WHAT TO WORK ON >> Copy each line that holds "相关厂商收入规模对比图".

# INPUT DATA start

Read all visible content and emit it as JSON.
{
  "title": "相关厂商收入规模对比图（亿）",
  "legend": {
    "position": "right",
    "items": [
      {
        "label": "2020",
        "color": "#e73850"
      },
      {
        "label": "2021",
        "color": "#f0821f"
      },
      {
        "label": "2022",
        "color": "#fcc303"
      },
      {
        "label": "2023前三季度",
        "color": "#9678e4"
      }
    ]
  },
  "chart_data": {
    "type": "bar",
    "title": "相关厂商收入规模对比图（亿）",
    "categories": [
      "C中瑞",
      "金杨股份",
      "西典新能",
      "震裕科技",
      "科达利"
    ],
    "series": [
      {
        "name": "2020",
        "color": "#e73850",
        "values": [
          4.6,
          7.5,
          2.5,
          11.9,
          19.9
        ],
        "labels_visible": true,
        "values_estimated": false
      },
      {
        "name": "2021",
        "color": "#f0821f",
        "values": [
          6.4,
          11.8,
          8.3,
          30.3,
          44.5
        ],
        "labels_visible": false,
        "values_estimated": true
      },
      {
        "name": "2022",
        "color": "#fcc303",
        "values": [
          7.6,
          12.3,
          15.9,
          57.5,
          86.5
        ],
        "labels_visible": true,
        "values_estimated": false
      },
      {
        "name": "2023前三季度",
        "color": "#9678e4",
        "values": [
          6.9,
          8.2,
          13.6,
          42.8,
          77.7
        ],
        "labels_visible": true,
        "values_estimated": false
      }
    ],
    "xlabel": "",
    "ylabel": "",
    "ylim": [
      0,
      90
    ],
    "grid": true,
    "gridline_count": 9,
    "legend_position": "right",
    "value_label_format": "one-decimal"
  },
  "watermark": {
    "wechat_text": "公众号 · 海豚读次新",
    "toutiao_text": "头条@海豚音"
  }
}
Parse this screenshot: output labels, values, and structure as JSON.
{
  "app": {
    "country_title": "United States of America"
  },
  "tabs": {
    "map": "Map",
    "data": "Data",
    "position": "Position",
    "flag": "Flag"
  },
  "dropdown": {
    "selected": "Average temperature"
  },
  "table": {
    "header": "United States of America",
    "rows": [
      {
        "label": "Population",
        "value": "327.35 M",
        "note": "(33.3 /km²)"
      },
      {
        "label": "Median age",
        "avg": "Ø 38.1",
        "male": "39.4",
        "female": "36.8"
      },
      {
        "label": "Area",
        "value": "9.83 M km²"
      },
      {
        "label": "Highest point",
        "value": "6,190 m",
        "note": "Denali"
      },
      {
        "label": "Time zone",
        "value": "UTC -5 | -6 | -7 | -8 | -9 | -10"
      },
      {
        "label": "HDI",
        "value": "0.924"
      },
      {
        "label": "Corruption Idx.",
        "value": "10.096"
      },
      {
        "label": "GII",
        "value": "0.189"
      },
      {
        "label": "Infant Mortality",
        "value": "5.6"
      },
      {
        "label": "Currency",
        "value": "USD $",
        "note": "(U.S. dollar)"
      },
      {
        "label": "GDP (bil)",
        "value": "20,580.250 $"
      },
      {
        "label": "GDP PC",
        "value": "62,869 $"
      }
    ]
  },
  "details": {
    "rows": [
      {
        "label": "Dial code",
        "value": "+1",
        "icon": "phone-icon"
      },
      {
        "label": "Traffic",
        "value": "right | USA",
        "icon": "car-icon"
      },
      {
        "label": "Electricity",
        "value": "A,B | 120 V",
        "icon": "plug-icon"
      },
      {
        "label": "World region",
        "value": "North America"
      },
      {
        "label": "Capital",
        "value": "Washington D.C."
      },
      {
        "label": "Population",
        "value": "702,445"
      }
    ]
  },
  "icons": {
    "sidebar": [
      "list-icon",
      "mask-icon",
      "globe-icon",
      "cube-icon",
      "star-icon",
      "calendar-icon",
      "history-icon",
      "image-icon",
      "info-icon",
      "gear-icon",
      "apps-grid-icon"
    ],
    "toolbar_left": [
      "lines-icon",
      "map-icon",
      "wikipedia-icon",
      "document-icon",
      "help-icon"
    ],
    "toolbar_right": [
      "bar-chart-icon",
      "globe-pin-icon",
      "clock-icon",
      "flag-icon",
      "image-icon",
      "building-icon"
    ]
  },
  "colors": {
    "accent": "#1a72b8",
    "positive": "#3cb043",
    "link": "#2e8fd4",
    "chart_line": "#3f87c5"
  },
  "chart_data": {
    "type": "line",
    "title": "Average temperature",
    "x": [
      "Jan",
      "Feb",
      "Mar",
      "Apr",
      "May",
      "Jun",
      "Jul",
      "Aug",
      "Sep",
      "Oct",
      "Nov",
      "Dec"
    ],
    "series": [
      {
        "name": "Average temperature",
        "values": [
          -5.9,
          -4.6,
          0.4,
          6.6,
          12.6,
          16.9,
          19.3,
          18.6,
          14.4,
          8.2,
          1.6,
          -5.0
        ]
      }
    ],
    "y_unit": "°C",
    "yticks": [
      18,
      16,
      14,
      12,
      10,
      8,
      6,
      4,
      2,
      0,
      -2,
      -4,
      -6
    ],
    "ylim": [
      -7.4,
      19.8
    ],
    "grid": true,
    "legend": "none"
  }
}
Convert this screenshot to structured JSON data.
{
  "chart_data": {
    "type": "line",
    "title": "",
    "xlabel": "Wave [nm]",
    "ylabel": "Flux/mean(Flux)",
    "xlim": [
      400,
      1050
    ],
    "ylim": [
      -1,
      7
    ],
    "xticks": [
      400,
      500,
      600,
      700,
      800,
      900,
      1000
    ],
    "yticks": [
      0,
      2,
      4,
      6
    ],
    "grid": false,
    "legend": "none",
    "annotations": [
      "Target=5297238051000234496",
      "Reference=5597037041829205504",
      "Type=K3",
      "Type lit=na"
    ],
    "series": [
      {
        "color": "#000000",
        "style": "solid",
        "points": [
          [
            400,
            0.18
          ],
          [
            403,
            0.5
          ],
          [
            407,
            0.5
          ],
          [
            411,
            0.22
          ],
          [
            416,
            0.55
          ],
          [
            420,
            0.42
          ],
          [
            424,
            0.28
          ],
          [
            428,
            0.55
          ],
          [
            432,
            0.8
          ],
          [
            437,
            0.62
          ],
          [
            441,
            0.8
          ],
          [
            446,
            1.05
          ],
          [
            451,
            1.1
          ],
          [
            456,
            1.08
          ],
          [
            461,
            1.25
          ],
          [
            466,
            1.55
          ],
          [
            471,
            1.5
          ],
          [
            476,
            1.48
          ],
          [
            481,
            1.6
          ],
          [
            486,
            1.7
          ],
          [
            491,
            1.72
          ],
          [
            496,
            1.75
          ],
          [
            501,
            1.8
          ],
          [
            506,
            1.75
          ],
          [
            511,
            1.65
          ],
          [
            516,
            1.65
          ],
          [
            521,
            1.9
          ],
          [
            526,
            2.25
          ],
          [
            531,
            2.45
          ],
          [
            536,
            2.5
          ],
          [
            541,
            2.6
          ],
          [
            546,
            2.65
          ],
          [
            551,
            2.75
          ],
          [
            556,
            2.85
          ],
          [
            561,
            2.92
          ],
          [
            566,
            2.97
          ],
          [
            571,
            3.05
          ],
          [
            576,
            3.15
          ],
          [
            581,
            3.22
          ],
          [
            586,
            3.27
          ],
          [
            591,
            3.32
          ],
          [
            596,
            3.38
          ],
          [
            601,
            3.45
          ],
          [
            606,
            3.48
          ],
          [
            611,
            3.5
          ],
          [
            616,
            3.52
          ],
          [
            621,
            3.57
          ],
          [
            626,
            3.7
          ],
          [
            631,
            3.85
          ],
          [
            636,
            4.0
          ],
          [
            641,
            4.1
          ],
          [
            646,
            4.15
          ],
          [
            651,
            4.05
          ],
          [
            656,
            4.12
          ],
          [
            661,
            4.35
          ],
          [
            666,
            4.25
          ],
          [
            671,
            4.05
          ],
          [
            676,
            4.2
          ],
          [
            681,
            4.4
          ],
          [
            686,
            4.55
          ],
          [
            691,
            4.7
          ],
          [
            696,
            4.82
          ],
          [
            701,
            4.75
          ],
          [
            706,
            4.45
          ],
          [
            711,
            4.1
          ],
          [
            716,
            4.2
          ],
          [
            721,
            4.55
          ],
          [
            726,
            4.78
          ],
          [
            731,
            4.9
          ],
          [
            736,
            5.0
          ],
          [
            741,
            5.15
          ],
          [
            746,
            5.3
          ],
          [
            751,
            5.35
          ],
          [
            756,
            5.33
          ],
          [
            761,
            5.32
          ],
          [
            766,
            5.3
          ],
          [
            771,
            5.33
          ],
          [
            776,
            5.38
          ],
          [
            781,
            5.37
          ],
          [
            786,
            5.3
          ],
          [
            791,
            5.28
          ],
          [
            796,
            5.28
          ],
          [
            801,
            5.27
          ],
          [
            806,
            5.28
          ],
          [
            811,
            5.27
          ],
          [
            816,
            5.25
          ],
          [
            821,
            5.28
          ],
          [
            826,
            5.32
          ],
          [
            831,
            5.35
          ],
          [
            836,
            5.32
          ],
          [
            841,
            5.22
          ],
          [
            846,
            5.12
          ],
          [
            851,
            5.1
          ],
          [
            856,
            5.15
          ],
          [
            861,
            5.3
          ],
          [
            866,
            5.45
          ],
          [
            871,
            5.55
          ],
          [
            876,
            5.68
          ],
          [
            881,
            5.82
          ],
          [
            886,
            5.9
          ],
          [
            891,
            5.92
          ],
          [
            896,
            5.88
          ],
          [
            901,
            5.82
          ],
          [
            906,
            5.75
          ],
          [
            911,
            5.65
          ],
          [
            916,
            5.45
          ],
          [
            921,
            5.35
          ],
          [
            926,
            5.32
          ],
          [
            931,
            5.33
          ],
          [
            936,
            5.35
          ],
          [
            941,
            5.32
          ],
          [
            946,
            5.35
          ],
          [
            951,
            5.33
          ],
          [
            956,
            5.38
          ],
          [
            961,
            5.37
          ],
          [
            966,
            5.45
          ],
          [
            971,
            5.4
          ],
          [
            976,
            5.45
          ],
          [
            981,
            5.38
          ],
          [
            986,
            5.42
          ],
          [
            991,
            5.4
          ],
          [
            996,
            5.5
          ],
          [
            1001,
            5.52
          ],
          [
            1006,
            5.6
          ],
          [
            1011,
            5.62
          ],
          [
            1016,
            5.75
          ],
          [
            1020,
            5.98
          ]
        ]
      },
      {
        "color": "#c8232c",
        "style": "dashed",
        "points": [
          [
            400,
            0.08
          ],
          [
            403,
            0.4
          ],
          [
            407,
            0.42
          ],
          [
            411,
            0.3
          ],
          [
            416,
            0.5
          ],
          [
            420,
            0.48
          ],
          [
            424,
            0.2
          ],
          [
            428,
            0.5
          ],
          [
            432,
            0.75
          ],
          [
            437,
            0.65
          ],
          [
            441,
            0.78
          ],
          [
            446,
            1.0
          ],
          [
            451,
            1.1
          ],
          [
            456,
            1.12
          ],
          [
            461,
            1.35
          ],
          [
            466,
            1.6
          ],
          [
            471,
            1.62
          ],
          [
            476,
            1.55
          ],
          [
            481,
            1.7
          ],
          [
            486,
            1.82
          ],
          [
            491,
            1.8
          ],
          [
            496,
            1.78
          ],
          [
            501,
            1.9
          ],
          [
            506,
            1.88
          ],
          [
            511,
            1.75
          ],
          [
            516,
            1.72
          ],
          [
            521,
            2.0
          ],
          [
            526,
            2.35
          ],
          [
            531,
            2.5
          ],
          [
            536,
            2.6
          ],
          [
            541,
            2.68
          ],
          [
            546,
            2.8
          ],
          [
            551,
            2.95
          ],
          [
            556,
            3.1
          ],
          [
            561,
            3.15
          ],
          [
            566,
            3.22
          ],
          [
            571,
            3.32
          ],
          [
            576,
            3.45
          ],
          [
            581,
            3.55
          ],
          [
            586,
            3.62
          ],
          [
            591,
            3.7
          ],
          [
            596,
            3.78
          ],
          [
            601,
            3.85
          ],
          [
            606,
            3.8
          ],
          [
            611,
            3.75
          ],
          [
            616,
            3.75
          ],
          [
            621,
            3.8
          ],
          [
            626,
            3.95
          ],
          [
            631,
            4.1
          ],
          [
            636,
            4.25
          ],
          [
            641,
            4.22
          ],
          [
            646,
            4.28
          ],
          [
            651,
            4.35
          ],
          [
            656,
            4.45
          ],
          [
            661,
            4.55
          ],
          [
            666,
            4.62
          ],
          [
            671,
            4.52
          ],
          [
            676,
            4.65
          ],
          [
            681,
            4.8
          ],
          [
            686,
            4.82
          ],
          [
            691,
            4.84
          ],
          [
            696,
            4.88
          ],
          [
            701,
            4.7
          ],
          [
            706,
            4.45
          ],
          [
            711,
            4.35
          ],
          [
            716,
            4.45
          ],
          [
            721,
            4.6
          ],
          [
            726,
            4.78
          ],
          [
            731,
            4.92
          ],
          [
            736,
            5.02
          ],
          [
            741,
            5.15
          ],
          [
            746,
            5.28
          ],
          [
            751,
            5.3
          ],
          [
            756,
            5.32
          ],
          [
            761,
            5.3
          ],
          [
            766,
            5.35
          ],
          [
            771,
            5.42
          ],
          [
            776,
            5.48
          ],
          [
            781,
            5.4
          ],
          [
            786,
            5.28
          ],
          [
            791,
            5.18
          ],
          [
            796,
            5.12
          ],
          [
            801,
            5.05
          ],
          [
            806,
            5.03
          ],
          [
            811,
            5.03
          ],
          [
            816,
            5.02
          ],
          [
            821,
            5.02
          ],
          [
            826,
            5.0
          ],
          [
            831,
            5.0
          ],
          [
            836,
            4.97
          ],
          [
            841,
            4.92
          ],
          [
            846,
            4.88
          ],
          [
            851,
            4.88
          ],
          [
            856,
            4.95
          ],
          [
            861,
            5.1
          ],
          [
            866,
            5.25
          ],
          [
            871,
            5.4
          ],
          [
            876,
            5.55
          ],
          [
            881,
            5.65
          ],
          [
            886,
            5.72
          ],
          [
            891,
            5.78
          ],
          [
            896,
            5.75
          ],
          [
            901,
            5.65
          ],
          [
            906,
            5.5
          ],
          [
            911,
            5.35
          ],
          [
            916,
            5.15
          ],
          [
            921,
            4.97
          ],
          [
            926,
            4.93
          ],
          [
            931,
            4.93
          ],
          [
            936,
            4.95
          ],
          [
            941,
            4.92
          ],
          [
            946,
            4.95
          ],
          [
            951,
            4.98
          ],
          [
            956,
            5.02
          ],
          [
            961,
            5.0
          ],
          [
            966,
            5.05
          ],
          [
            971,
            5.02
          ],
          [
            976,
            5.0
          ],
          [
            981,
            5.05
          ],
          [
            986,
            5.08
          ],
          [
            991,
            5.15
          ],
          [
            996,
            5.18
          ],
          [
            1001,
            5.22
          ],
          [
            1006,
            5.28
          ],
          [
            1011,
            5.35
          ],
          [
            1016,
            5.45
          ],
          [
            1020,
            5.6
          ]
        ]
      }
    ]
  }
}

# INPUT DATA end

RESULT OF THE TASK >>
  "title": "相关厂商收入规模对比图（亿）",
    "title": "相关厂商收入规模对比图（亿）",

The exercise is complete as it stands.